WHAT YOU SHOULD DO:
Extract the full listing verbatim and drop any pictures from your copy.

____ EXCERPTED RECORDS

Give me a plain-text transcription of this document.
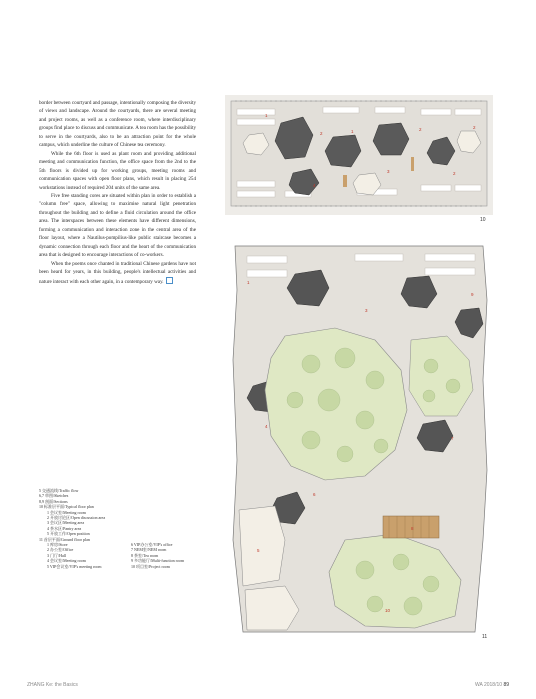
border between courtyard and passage, intentionally composing the diversity of views and landscape. Around the courtyards, there are several meeting and project rooms, as well as a conference room, where interdisciplinary groups find place to discuss and communicate. A tea room has the possibility to serve in the courtyards, also to be an attraction point for the whole campus, which underline the culture of Chinese tea ceremony.

While the 6th floor is used as plant room and providing additional meeting and communication function, the office space from the 2nd to the 5th floors is divided up for working groups, meeting rooms and communication spaces with open floor plans, which result in placing 254 workstations instead of required 204 units of the same area.

Five free standing cores are situated within plan in order to establish a "column free" space, allowing to maximise natural light penetration throughout the building and to define a fluid circulation around the office area. The interspaces between these elements have different dimensions, forming a communication and interaction zone in the central area of the floor layout, where a Nautilus-pompilius-like public staircase becomes a dynamic connection through each floor and the heart of the communication area that is designed to encourage interactions of co-workers.

When the poems once chanted in traditional Chinese gardens have not been heard for years, in this building, people's intellectual activities and nature interact with each other again, in a contemporary way.

5 交通流线/Traffic flow
6,7 草图/Sketches
8,9 剖面/Sections
10 标准层平面/Typical floor plan
1 会议室/Meeting room
2 开放讨论区/Open discussion area
3 会议区/Meeting area
4 茶水区/Pantry area
5 开放工作/Open position
11 首层平面/Ground floor plan
1 库房/Store
2 办公室/Office
3 门厅/Hall
4 会议室/Meeting room
5 VIP会议室/VIP's meeting room
6 VIP办公室/VIP's office
7 NEM室/NEM room
8 茶室/Tea room
9 多功能厅/Multi-function room
10 项目室/Project room
1
2	1	2	2
4
3	2
10
1
3
9
4
7
5
8
10
6
11
ZHANG Ke: the Basics	WA 2018/10 89
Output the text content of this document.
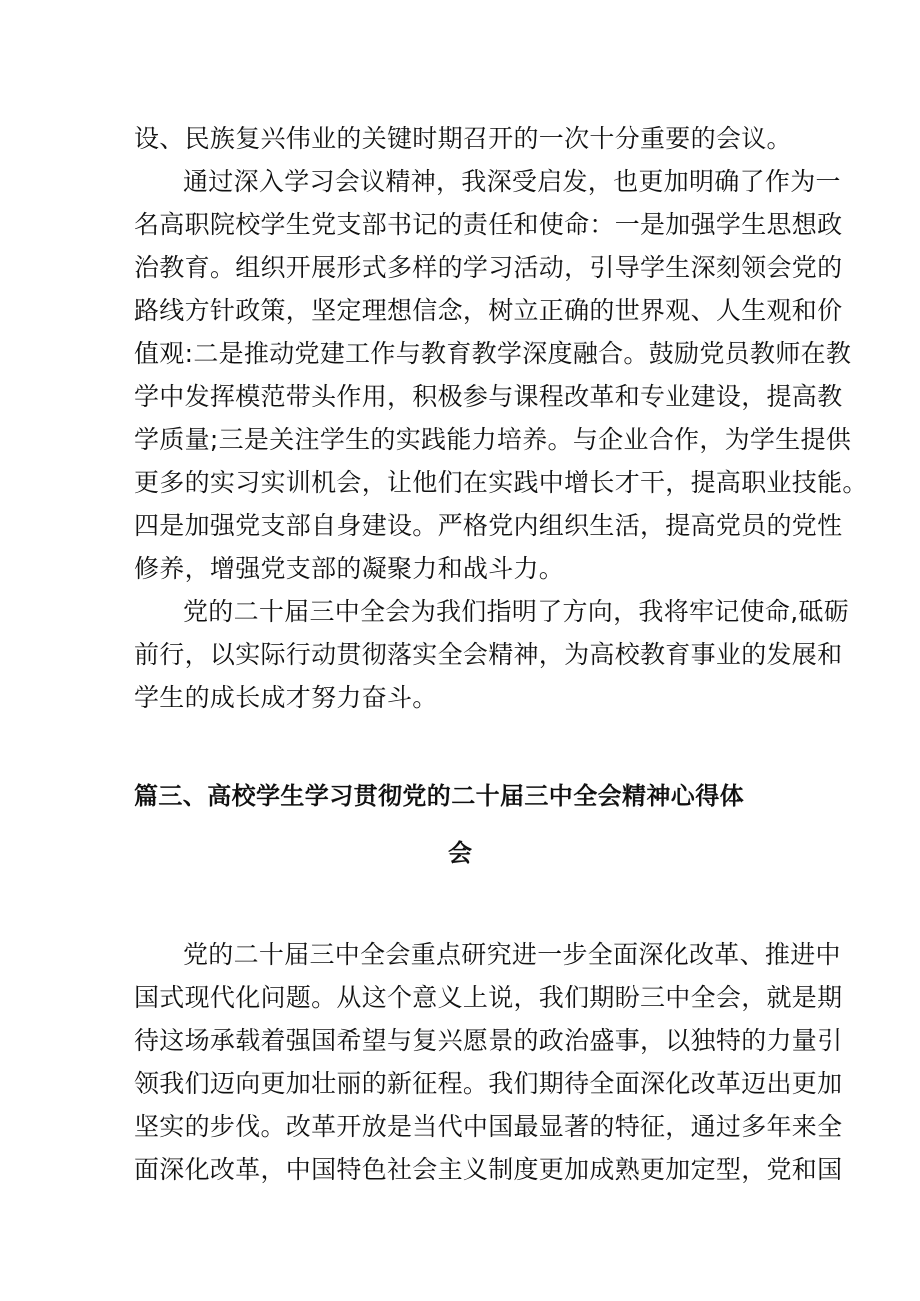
设、民族复兴伟业的关键时期召开的一次十分重要的会议。
通过深入学习会议精神，我深受启发，也更加明确了作为一
名高职院校学生党支部书记的责任和使命：一是加强学生思想政
治教育。组织开展形式多样的学习活动，引导学生深刻领会党的
路线方针政策，坚定理想信念，树立正确的世界观、人生观和价
值观:二是推动党建工作与教育教学深度融合。鼓励党员教师在教
学中发挥模范带头作用，积极参与课程改革和专业建设，提高教
学质量;三是关注学生的实践能力培养。与企业合作，为学生提供
更多的实习实训机会，让他们在实践中增长才干，提高职业技能。
四是加强党支部自身建设。严格党内组织生活，提高党员的党性
修养，增强党支部的凝聚力和战斗力。
党的二十届三中全会为我们指明了方向，我将牢记使命,砥砺
前行，以实际行动贯彻落实全会精神，为高校教育事业的发展和
学生的成长成才努力奋斗。
篇三、高校学生学习贯彻党的二十届三中全会精神心得体
会
党的二十届三中全会重点研究进一步全面深化改革、推进中
国式现代化问题。从这个意义上说，我们期盼三中全会，就是期
待这场承载着强国希望与复兴愿景的政治盛事，以独特的力量引
领我们迈向更加壮丽的新征程。我们期待全面深化改革迈出更加
坚实的步伐。改革开放是当代中国最显著的特征，通过多年来全
面深化改革，中国特色社会主义制度更加成熟更加定型，党和国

________

RESULT OF THIS TASK:
Give me a plain-text transcription of this document.
border between courtyard and passage, intentionally composing the diversity of views and landscape. Around the courtyards, there are several meeting and project rooms, as well as a conference room, where interdisciplinary groups find place to discuss and communicate. A tea room has the possibility to serve in the courtyards, also to be an attraction point for the whole campus, which underline the culture of Chinese tea ceremony.

While the 6th floor is used as plant room and providing additional meeting and communication function, the office space from the 2nd to the 5th floors is divided up for working groups, meeting rooms and communication spaces with open floor plans, which result in placing 254 workstations instead of required 204 units of the same area.

Five free standing cores are situated within plan in order to establish a "column free" space, allowing to maximise natural light penetration throughout the building and to define a fluid circulation around the office area. The interspaces between these elements have different dimensions, forming a communication and interaction zone in the central area of the floor layout, where a Nautilus-pompilius-like public staircase becomes a dynamic connection through each floor and the heart of the communication area that is designed to encourage interactions of co-workers.

When the poems once chanted in traditional Chinese gardens have not been heard for years, in this building, people's intellectual activities and nature interact with each other again, in a contemporary way.

5 交通流线/Traffic flow
6,7 草图/Sketches
8,9 剖面/Sections
10 标准层平面/Typical floor plan
1 会议室/Meeting room
2 开放讨论区/Open discussion area
3 会议区/Meeting area
4 茶水区/Pantry area
5 开放工作/Open position
11 首层平面/Ground floor plan
1 库房/Store
2 办公室/Office
3 门厅/Hall
4 会议室/Meeting room
5 VIP会议室/VIP's meeting room
6 VIP办公室/VIP's office
7 NEM室/NEM room
8 茶室/Tea room
9 多功能厅/Multi-function room
10 项目室/Project room
1
2	1	2	2
4
3	2
10
1
3
9
4
7
5
8
10
6
11
ZHANG Ke: the Basics	WA 2018/10 89
Output the text content of this document.
设、民族复兴伟业的关键时期召开的一次十分重要的会议。
通过深入学习会议精神，我深受启发，也更加明确了作为一
名高职院校学生党支部书记的责任和使命：一是加强学生思想政
治教育。组织开展形式多样的学习活动，引导学生深刻领会党的
路线方针政策，坚定理想信念，树立正确的世界观、人生观和价
值观:二是推动党建工作与教育教学深度融合。鼓励党员教师在教
学中发挥模范带头作用，积极参与课程改革和专业建设，提高教
学质量;三是关注学生的实践能力培养。与企业合作，为学生提供
更多的实习实训机会，让他们在实践中增长才干，提高职业技能。
四是加强党支部自身建设。严格党内组织生活，提高党员的党性
修养，增强党支部的凝聚力和战斗力。
党的二十届三中全会为我们指明了方向，我将牢记使命,砥砺
前行，以实际行动贯彻落实全会精神，为高校教育事业的发展和
学生的成长成才努力奋斗。
篇三、高校学生学习贯彻党的二十届三中全会精神心得体
会
党的二十届三中全会重点研究进一步全面深化改革、推进中
国式现代化问题。从这个意义上说，我们期盼三中全会，就是期
待这场承载着强国希望与复兴愿景的政治盛事，以独特的力量引
领我们迈向更加壮丽的新征程。我们期待全面深化改革迈出更加
坚实的步伐。改革开放是当代中国最显著的特征，通过多年来全
面深化改革，中国特色社会主义制度更加成熟更加定型，党和国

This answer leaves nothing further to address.